Exercise directions:
Transcribe every line of the listing below without any deviation.
============================================================
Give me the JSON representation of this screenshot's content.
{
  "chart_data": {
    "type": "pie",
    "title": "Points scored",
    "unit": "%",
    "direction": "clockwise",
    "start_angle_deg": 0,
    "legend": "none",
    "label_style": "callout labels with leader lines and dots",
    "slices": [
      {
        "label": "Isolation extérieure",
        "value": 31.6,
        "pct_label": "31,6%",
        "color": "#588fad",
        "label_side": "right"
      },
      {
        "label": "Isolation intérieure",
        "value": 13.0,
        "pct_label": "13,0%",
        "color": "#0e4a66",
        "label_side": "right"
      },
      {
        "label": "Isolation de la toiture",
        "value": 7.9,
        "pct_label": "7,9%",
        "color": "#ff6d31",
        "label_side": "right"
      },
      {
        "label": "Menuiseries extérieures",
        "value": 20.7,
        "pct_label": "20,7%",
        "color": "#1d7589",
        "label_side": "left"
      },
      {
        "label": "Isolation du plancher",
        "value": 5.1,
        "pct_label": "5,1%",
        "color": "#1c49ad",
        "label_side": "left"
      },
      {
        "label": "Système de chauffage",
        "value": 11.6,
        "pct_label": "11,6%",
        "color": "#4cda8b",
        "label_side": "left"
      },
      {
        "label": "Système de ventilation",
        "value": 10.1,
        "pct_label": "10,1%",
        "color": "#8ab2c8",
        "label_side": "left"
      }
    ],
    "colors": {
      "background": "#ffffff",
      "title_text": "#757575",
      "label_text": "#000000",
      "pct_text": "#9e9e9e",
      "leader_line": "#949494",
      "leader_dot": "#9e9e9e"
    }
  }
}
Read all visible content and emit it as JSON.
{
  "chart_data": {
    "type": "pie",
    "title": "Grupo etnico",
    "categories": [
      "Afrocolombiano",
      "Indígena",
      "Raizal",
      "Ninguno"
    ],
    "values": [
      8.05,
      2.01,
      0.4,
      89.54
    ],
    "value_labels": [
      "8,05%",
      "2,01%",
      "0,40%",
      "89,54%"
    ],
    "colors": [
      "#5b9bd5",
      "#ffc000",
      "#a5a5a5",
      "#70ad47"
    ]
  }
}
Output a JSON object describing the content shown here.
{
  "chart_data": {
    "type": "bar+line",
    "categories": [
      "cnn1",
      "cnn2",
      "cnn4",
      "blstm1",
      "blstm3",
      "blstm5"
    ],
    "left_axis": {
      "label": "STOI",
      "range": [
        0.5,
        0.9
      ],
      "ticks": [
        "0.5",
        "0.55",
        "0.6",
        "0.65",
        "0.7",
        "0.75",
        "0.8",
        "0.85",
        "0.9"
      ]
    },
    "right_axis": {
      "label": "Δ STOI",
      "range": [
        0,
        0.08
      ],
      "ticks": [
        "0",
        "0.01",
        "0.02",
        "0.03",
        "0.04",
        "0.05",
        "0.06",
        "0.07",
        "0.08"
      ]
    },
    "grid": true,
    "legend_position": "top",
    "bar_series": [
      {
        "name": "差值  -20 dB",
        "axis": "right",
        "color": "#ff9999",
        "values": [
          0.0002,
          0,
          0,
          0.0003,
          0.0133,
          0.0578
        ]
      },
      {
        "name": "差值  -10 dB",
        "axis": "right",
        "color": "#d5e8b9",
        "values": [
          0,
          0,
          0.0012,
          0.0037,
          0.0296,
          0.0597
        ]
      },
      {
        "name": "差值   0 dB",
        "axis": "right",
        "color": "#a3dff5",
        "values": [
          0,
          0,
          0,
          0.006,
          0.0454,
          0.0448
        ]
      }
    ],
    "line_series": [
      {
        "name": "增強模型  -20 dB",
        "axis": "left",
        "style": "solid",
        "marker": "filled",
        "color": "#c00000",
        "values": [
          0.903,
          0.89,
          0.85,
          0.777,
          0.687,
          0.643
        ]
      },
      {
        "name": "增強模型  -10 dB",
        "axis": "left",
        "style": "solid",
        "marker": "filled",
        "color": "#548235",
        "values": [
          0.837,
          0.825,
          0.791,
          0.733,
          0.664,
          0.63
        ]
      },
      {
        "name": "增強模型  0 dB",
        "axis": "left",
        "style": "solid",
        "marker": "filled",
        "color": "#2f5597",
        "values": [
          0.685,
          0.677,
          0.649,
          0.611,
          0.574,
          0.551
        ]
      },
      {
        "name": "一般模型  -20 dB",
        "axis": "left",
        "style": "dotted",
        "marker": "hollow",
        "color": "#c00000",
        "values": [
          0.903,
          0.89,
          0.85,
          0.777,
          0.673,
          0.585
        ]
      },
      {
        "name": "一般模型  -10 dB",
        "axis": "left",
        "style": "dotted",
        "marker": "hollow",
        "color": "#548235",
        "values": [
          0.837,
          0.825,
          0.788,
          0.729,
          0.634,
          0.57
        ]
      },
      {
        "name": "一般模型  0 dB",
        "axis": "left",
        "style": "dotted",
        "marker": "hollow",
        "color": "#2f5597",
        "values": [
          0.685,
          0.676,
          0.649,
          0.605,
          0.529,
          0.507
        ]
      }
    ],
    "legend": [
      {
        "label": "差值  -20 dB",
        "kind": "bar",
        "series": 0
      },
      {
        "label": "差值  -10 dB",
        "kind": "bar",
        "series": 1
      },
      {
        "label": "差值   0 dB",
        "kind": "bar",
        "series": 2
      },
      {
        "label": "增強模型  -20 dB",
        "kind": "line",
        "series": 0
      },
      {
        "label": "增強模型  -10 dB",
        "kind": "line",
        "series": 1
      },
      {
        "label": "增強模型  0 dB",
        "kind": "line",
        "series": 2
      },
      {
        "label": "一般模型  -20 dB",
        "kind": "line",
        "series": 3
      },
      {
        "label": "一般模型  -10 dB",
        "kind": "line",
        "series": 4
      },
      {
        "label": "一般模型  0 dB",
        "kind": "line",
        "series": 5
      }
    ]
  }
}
============================================================
Task answer:
Give me the JSON representation of this screenshot's content.
{
  "chart_data": {
    "type": "pie",
    "title": "Points scored",
    "unit": "%",
    "direction": "clockwise",
    "start_angle_deg": 0,
    "legend": "none",
    "label_style": "callout labels with leader lines and dots",
    "slices": [
      {
        "label": "Isolation extérieure",
        "value": 31.6,
        "pct_label": "31,6%",
        "color": "#588fad",
        "label_side": "right"
      },
      {
        "label": "Isolation intérieure",
        "value": 13.0,
        "pct_label": "13,0%",
        "color": "#0e4a66",
        "label_side": "right"
      },
      {
        "label": "Isolation de la toiture",
        "value": 7.9,
        "pct_label": "7,9%",
        "color": "#ff6d31",
        "label_side": "right"
      },
      {
        "label": "Menuiseries extérieures",
        "value": 20.7,
        "pct_label": "20,7%",
        "color": "#1d7589",
        "label_side": "left"
      },
      {
        "label": "Isolation du plancher",
        "value": 5.1,
        "pct_label": "5,1%",
        "color": "#1c49ad",
        "label_side": "left"
      },
      {
        "label": "Système de chauffage",
        "value": 11.6,
        "pct_label": "11,6%",
        "color": "#4cda8b",
        "label_side": "left"
      },
      {
        "label": "Système de ventilation",
        "value": 10.1,
        "pct_label": "10,1%",
        "color": "#8ab2c8",
        "label_side": "left"
      }
    ],
    "colors": {
      "background": "#ffffff",
      "title_text": "#757575",
      "label_text": "#000000",
      "pct_text": "#9e9e9e",
      "leader_line": "#949494",
      "leader_dot": "#9e9e9e"
    }
  }
}
Read all visible content and emit it as JSON.
{
  "chart_data": {
    "type": "pie",
    "title": "Grupo etnico",
    "categories": [
      "Afrocolombiano",
      "Indígena",
      "Raizal",
      "Ninguno"
    ],
    "values": [
      8.05,
      2.01,
      0.4,
      89.54
    ],
    "value_labels": [
      "8,05%",
      "2,01%",
      "0,40%",
      "89,54%"
    ],
    "colors": [
      "#5b9bd5",
      "#ffc000",
      "#a5a5a5",
      "#70ad47"
    ]
  }
}
Output a JSON object describing the content shown here.
{
  "chart_data": {
    "type": "bar+line",
    "categories": [
      "cnn1",
      "cnn2",
      "cnn4",
      "blstm1",
      "blstm3",
      "blstm5"
    ],
    "left_axis": {
      "label": "STOI",
      "range": [
        0.5,
        0.9
      ],
      "ticks": [
        "0.5",
        "0.55",
        "0.6",
        "0.65",
        "0.7",
        "0.75",
        "0.8",
        "0.85",
        "0.9"
      ]
    },
    "right_axis": {
      "label": "Δ STOI",
      "range": [
        0,
        0.08
      ],
      "ticks": [
        "0",
        "0.01",
        "0.02",
        "0.03",
        "0.04",
        "0.05",
        "0.06",
        "0.07",
        "0.08"
      ]
    },
    "grid": true,
    "legend_position": "top",
    "bar_series": [
      {
        "name": "差值  -20 dB",
        "axis": "right",
        "color": "#ff9999",
        "values": [
          0.0002,
          0,
          0,
          0.0003,
          0.0133,
          0.0578
        ]
      },
      {
        "name": "差值  -10 dB",
        "axis": "right",
        "color": "#d5e8b9",
        "values": [
          0,
          0,
          0.0012,
          0.0037,
          0.0296,
          0.0597
        ]
      },
      {
        "name": "差值   0 dB",
        "axis": "right",
        "color": "#a3dff5",
        "values": [
          0,
          0,
          0,
          0.006,
          0.0454,
          0.0448
        ]
      }
    ],
    "line_series": [
      {
        "name": "增強模型  -20 dB",
        "axis": "left",
        "style": "solid",
        "marker": "filled",
        "color": "#c00000",
        "values": [
          0.903,
          0.89,
          0.85,
          0.777,
          0.687,
          0.643
        ]
      },
      {
        "name": "增強模型  -10 dB",
        "axis": "left",
        "style": "solid",
        "marker": "filled",
        "color": "#548235",
        "values": [
          0.837,
          0.825,
          0.791,
          0.733,
          0.664,
          0.63
        ]
      },
      {
        "name": "增強模型  0 dB",
        "axis": "left",
        "style": "solid",
        "marker": "filled",
        "color": "#2f5597",
        "values": [
          0.685,
          0.677,
          0.649,
          0.611,
          0.574,
          0.551
        ]
      },
      {
        "name": "一般模型  -20 dB",
        "axis": "left",
        "style": "dotted",
        "marker": "hollow",
        "color": "#c00000",
        "values": [
          0.903,
          0.89,
          0.85,
          0.777,
          0.673,
          0.585
        ]
      },
      {
        "name": "一般模型  -10 dB",
        "axis": "left",
        "style": "dotted",
        "marker": "hollow",
        "color": "#548235",
        "values": [
          0.837,
          0.825,
          0.788,
          0.729,
          0.634,
          0.57
        ]
      },
      {
        "name": "一般模型  0 dB",
        "axis": "left",
        "style": "dotted",
        "marker": "hollow",
        "color": "#2f5597",
        "values": [
          0.685,
          0.676,
          0.649,
          0.605,
          0.529,
          0.507
        ]
      }
    ],
    "legend": [
      {
        "label": "差值  -20 dB",
        "kind": "bar",
        "series": 0
      },
      {
        "label": "差值  -10 dB",
        "kind": "bar",
        "series": 1
      },
      {
        "label": "差值   0 dB",
        "kind": "bar",
        "series": 2
      },
      {
        "label": "增強模型  -20 dB",
        "kind": "line",
        "series": 0
      },
      {
        "label": "增強模型  -10 dB",
        "kind": "line",
        "series": 1
      },
      {
        "label": "增強模型  0 dB",
        "kind": "line",
        "series": 2
      },
      {
        "label": "一般模型  -20 dB",
        "kind": "line",
        "series": 3
      },
      {
        "label": "一般模型  -10 dB",
        "kind": "line",
        "series": 4
      },
      {
        "label": "一般模型  0 dB",
        "kind": "line",
        "series": 5
      }
    ]
  }
}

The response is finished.